Data to use
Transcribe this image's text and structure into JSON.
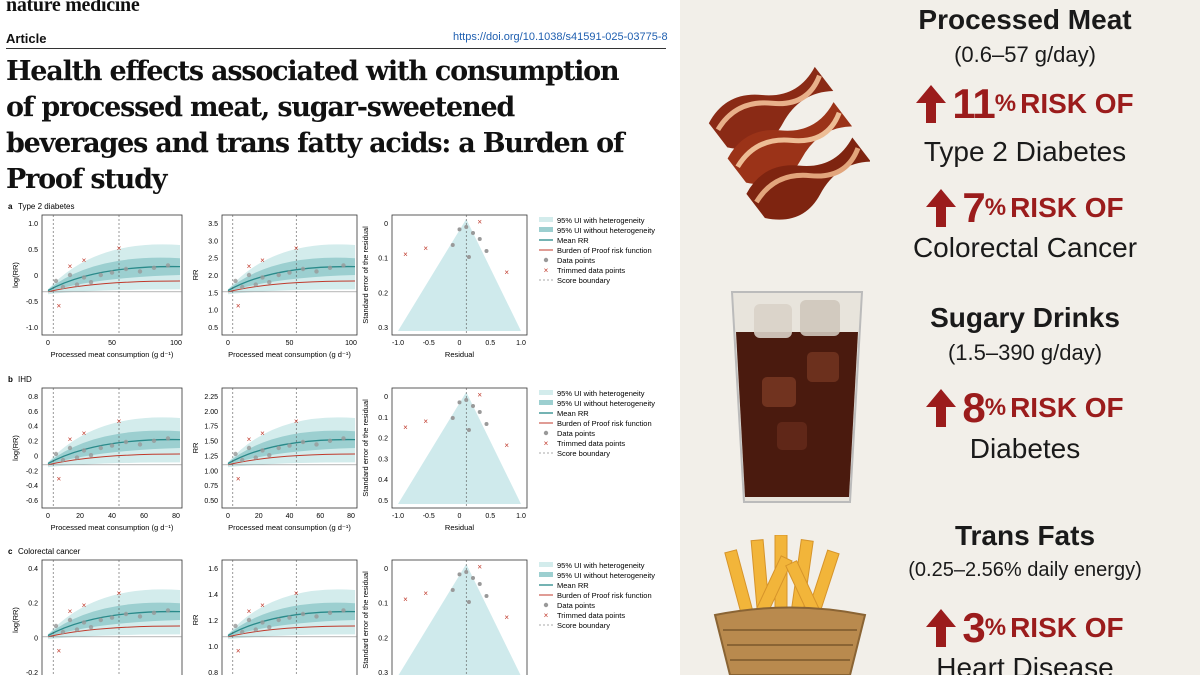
{
  "paper": {
    "journal": "nature medicine",
    "article_type": "Article",
    "doi": "https://doi.org/10.1038/s41591-025-03775-8",
    "title_lines": [
      "Health effects associated with consumption",
      "of processed meat, sugar-sweetened",
      "beverages and trans fatty acids: a Burden of",
      "Proof study"
    ]
  },
  "panels": [
    {
      "tag": "a",
      "name": "Type 2 diabetes",
      "p1": {
        "ylabel": "log(RR)",
        "yticks": [
          "1.0",
          "0.5",
          "0",
          "-0.5",
          "-1.0"
        ],
        "xticks": [
          "0",
          "50",
          "100"
        ],
        "xlabel": "Processed meat consumption (g d⁻¹)"
      },
      "p2": {
        "ylabel": "RR",
        "yticks": [
          "3.5",
          "3.0",
          "2.5",
          "2.0",
          "1.5",
          "1.0",
          "0.5"
        ],
        "xticks": [
          "0",
          "50",
          "100"
        ],
        "xlabel": "Processed meat consumption (g d⁻¹)"
      },
      "p3": {
        "ylabel": "Standard error of the residual",
        "yticks": [
          "0",
          "0.1",
          "0.2",
          "0.3"
        ],
        "xticks": [
          "-1.0",
          "-0.5",
          "0",
          "0.5",
          "1.0"
        ],
        "xlabel": "Residual"
      }
    },
    {
      "tag": "b",
      "name": "IHD",
      "p1": {
        "ylabel": "log(RR)",
        "yticks": [
          "0.8",
          "0.6",
          "0.4",
          "0.2",
          "0",
          "-0.2",
          "-0.4",
          "-0.6"
        ],
        "xticks": [
          "0",
          "20",
          "40",
          "60",
          "80"
        ],
        "xlabel": "Processed meat consumption (g d⁻¹)"
      },
      "p2": {
        "ylabel": "RR",
        "yticks": [
          "2.25",
          "2.00",
          "1.75",
          "1.50",
          "1.25",
          "1.00",
          "0.75",
          "0.50"
        ],
        "xticks": [
          "0",
          "20",
          "40",
          "60",
          "80"
        ],
        "xlabel": "Processed meat consumption (g d⁻¹)"
      },
      "p3": {
        "ylabel": "Standard error of the residual",
        "yticks": [
          "0",
          "0.1",
          "0.2",
          "0.3",
          "0.4",
          "0.5"
        ],
        "xticks": [
          "-1.0",
          "-0.5",
          "0",
          "0.5",
          "1.0"
        ],
        "xlabel": "Residual"
      }
    },
    {
      "tag": "c",
      "name": "Colorectal cancer",
      "p1": {
        "ylabel": "log(RR)",
        "yticks": [
          "0.4",
          "0.2",
          "0",
          "-0.2"
        ],
        "xticks": [],
        "xlabel": ""
      },
      "p2": {
        "ylabel": "RR",
        "yticks": [
          "1.6",
          "1.4",
          "1.2",
          "1.0",
          "0.8"
        ],
        "xticks": [],
        "xlabel": ""
      },
      "p3": {
        "ylabel": "Standard error of the residual",
        "yticks": [
          "0",
          "0.1",
          "0.2",
          "0.3"
        ],
        "xticks": [],
        "xlabel": ""
      }
    }
  ],
  "legend": [
    "95% UI with heterogeneity",
    "95% UI without heterogeneity",
    "Mean RR",
    "Burden of Proof risk function",
    "Data points",
    "Trimmed data points",
    "Score boundary"
  ],
  "colors": {
    "teal": "#2a8a8a",
    "band_outer": "#d3ecec",
    "band_inner": "#9ccfd0",
    "red_line": "#c0392b",
    "accent": "#9b1c1c"
  },
  "infographic": {
    "items": [
      {
        "title": "Processed Meat",
        "range": "(0.6–57 g/day)",
        "risks": [
          {
            "pct": "11",
            "unit": "%",
            "label": "RISK OF",
            "outcome": "Type 2 Diabetes"
          },
          {
            "pct": "7",
            "unit": "%",
            "label": "RISK OF",
            "outcome": "Colorectal Cancer"
          }
        ],
        "icon": "bacon-icon"
      },
      {
        "title": "Sugary Drinks",
        "range": "(1.5–390 g/day)",
        "risks": [
          {
            "pct": "8",
            "unit": "%",
            "label": "RISK OF",
            "outcome": "Diabetes"
          }
        ],
        "icon": "cola-glass-icon"
      },
      {
        "title": "Trans Fats",
        "range": "(0.25–2.56% daily energy)",
        "risks": [
          {
            "pct": "3",
            "unit": "%",
            "label": "RISK OF",
            "outcome": "Heart Disease"
          }
        ],
        "icon": "fries-icon"
      }
    ]
  }
}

Exercise
Gather each line of the listing containing the word "name" and show it.

The solution
      "name": "Type 2 diabetes",
      "name": "IHD",
      "name": "Colorectal cancer",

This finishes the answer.